> **RECORD LIST**
· · · ·

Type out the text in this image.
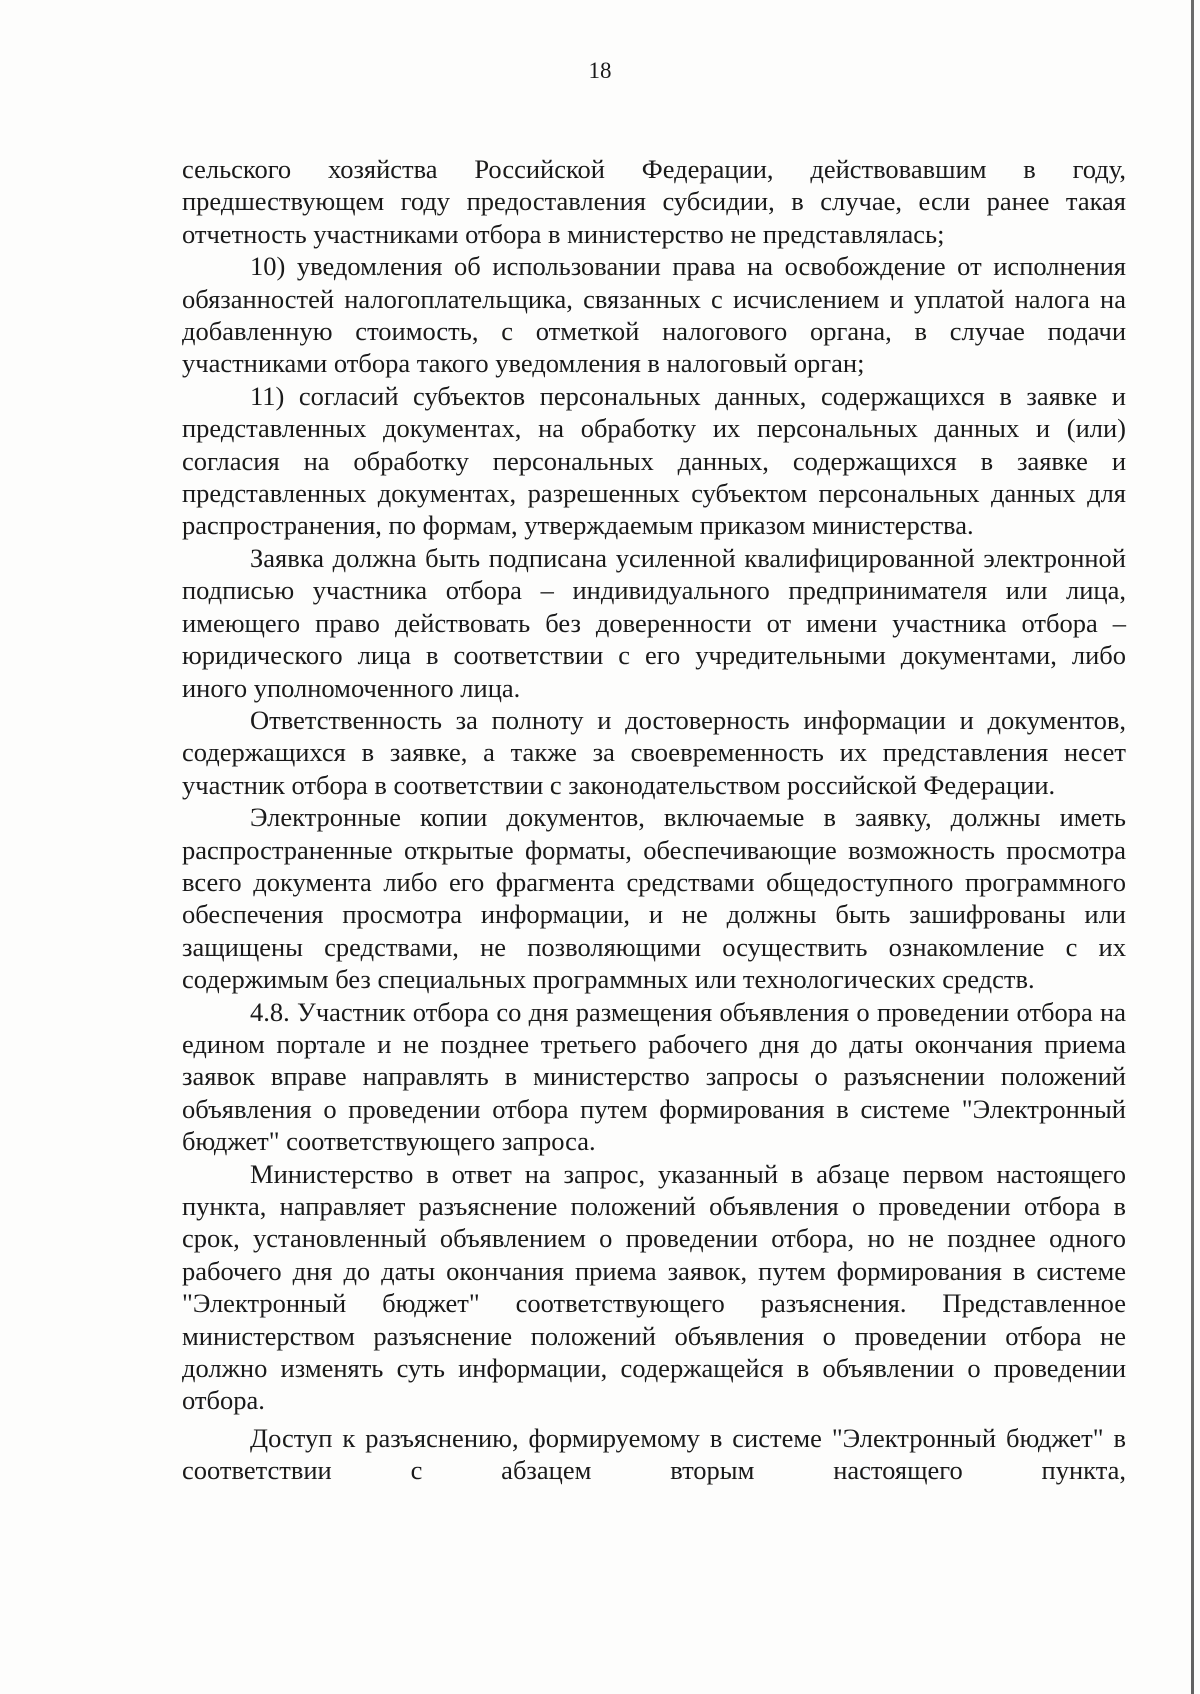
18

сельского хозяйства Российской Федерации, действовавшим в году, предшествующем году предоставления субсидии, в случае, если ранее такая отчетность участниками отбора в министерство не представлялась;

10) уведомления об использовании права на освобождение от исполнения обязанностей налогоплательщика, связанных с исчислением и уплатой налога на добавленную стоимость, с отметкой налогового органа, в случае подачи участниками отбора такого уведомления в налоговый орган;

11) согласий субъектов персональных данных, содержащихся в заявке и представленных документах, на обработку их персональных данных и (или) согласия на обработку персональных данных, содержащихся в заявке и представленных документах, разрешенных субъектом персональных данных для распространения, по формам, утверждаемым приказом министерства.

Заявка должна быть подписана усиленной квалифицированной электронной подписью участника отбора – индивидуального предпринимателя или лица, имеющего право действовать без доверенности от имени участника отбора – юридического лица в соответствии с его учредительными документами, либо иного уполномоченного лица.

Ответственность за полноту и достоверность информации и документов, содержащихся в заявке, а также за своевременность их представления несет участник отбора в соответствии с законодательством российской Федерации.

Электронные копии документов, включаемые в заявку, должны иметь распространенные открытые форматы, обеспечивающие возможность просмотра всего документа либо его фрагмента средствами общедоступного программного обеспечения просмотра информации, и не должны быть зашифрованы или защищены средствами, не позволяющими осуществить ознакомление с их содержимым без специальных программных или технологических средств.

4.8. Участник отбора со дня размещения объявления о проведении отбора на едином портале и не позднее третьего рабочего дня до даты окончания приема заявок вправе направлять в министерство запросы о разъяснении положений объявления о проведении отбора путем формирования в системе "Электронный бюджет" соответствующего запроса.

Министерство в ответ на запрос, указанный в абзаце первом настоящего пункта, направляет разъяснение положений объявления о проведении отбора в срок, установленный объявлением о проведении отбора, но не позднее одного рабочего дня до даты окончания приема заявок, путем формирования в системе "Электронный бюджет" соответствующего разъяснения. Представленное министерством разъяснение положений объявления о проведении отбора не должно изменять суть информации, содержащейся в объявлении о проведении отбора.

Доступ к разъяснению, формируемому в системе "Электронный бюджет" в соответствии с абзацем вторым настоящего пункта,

· · · ·

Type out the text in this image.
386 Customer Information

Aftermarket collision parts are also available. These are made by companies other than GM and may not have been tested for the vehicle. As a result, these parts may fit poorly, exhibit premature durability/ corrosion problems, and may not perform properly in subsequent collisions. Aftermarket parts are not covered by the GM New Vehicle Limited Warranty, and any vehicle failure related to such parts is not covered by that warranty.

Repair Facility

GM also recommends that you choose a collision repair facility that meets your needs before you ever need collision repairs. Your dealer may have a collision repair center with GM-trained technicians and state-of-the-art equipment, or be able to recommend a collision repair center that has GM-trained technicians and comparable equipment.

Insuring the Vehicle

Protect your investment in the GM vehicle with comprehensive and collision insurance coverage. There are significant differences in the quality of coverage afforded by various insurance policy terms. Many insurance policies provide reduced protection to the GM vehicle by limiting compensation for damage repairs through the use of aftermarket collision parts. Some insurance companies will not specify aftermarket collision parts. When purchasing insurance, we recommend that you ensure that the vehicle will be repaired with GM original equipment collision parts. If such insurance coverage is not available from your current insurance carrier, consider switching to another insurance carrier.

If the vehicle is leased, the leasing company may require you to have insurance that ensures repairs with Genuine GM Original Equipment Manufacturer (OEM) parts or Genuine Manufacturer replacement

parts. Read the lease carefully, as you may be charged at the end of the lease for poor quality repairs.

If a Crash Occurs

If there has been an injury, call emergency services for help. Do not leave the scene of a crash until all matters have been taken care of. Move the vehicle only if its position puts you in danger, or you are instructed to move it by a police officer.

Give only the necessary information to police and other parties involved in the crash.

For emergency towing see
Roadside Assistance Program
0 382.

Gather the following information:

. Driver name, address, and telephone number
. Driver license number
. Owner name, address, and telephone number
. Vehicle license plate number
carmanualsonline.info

· · · ·

> **GIVEN TASK**
Identify and copy the lines holding the word "name".

> **COMPLETED TASK**
. Driver name, address, and telephone number
. Owner name, address, and telephone number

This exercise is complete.